*Assigned task:*
The full listing is to be returned exactly as given, but without pictures.

*Entries shown:*
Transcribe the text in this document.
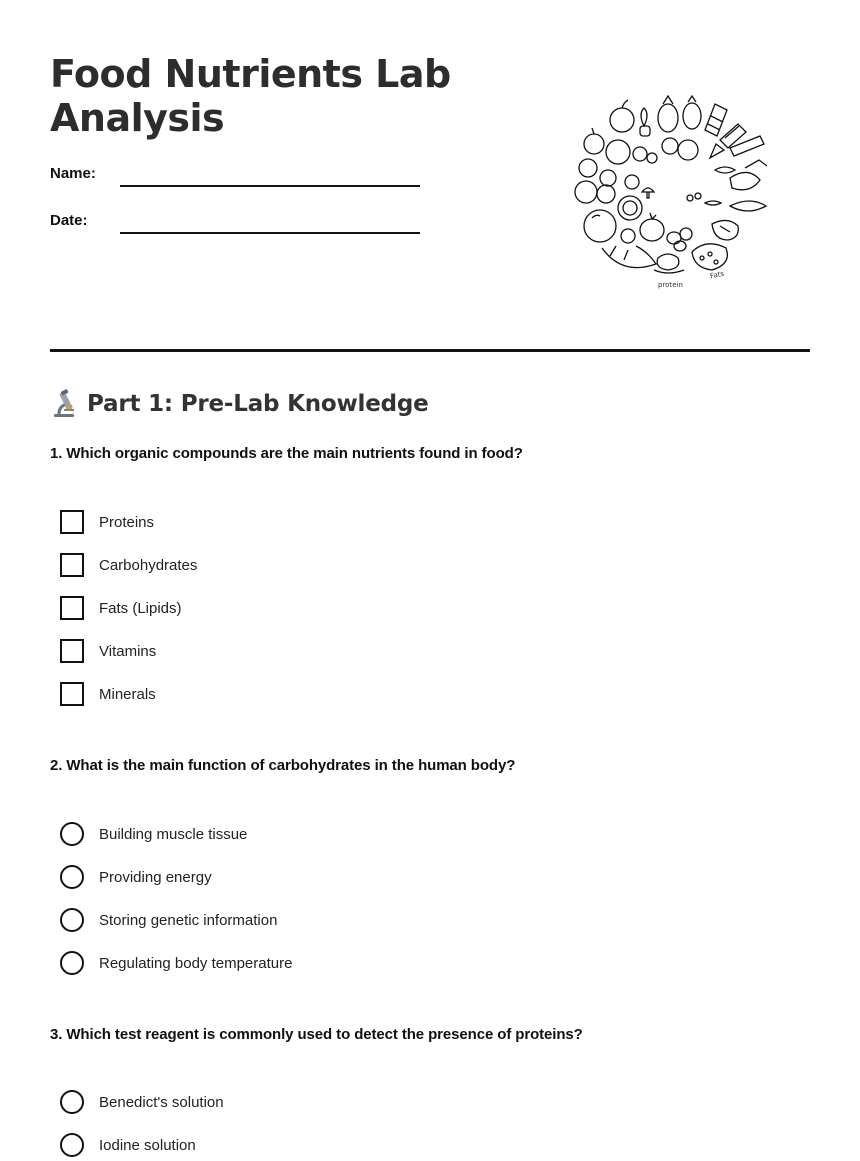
Food Nutrients Lab Analysis
Name:
Date:
protein
Fats
Part 1: Pre-Lab Knowledge
1. Which organic compounds are the main nutrients found in food?
Proteins
Carbohydrates
Fats (Lipids)
Vitamins
Minerals
2. What is the main function of carbohydrates in the human body?
Building muscle tissue
Providing energy
Storing genetic information
Regulating body temperature
3. Which test reagent is commonly used to detect the presence of proteins?
Benedict's solution
Iodine solution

*Solved exercise:*
Transcribe the text in this document.
Food Nutrients Lab Analysis
Name:
Date:
protein
Fats
Part 1: Pre-Lab Knowledge
1. Which organic compounds are the main nutrients found in food?
Proteins
Carbohydrates
Fats (Lipids)
Vitamins
Minerals
2. What is the main function of carbohydrates in the human body?
Building muscle tissue
Providing energy
Storing genetic information
Regulating body temperature
3. Which test reagent is commonly used to detect the presence of proteins?
Benedict's solution
Iodine solution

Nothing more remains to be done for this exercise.